▶ PROBLEM DETAILS
Return all lines where the word "Ambulatory" can be found.

▶ INFORMATION SUPPLIED
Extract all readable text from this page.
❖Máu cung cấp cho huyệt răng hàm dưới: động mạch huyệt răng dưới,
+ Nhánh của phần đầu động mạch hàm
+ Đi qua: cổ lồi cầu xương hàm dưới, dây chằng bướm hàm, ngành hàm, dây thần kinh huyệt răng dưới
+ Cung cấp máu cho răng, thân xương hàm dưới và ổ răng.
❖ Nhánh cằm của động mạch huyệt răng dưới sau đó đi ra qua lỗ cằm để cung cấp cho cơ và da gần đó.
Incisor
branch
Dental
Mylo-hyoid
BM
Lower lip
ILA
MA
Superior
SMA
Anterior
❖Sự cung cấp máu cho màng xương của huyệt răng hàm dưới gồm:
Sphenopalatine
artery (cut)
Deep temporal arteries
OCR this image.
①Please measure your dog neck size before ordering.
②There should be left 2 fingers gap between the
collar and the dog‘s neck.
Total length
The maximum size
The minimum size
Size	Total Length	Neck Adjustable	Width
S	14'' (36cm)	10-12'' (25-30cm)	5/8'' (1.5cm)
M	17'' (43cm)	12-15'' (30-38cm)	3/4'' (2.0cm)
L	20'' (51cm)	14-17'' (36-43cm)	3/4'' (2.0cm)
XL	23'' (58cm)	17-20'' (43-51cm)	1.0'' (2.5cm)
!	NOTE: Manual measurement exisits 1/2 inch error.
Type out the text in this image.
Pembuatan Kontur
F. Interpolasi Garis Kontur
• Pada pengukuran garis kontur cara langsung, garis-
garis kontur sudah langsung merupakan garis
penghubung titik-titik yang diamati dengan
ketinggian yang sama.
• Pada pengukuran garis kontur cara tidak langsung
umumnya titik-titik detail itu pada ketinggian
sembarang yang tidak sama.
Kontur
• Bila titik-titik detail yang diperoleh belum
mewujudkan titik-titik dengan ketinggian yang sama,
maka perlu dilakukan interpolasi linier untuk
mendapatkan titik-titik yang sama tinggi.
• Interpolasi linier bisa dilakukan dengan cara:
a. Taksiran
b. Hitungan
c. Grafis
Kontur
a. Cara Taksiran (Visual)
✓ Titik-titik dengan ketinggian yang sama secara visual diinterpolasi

* * *

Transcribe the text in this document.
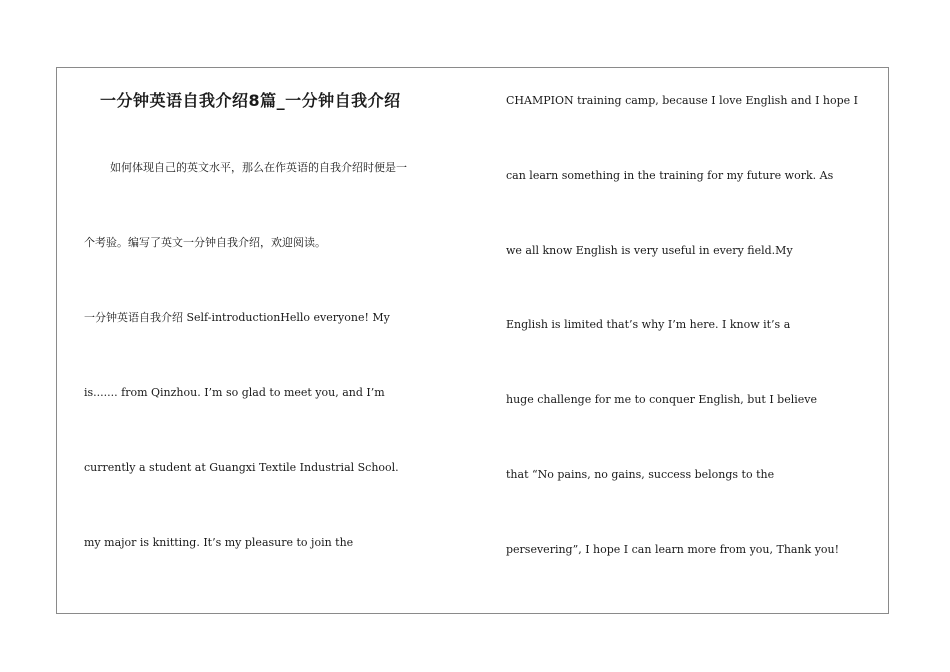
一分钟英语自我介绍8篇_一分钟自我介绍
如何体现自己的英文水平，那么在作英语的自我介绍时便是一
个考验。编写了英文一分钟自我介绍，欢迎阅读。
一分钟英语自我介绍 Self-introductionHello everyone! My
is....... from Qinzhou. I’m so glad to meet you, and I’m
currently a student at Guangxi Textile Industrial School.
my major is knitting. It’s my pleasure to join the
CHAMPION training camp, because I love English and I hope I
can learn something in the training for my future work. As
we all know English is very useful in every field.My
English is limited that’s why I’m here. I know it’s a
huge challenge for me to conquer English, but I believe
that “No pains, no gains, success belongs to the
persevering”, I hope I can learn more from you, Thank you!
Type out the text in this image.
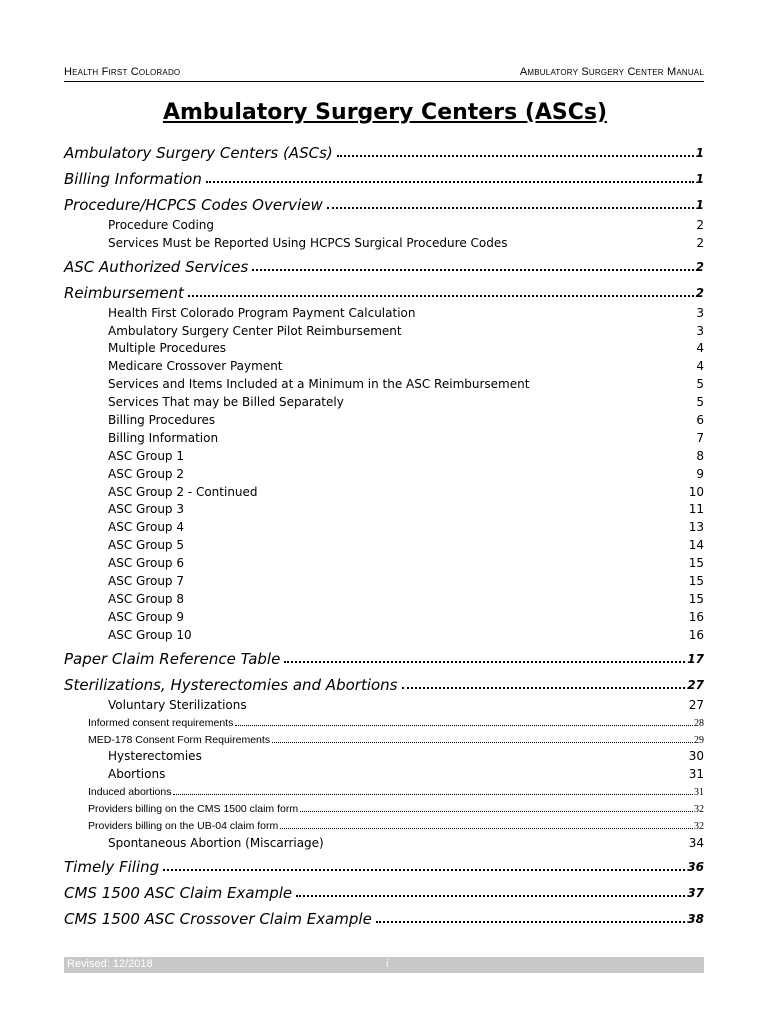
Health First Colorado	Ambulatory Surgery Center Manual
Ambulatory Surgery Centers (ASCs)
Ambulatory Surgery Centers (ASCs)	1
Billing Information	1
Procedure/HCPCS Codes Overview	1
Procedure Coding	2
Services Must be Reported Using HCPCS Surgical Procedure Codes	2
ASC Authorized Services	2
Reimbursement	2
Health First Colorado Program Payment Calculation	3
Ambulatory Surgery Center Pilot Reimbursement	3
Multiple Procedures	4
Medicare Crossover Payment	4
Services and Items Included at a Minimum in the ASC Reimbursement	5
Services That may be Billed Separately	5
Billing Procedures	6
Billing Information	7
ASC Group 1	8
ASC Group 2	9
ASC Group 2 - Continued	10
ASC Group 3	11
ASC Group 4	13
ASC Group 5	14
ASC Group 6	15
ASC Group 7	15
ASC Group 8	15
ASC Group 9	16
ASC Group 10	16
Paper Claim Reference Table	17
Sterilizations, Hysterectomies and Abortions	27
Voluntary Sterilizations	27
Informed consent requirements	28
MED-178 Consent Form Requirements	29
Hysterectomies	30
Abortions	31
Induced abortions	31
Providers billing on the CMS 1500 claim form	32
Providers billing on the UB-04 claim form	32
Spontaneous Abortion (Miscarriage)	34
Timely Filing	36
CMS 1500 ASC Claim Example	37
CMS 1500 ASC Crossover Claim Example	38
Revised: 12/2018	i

▶ ANSWER IN FULL
Health First Colorado	Ambulatory Surgery Center Manual
Ambulatory Surgery Centers (ASCs)
Ambulatory Surgery Centers (ASCs)	1
Ambulatory Surgery Center Pilot Reimbursement	3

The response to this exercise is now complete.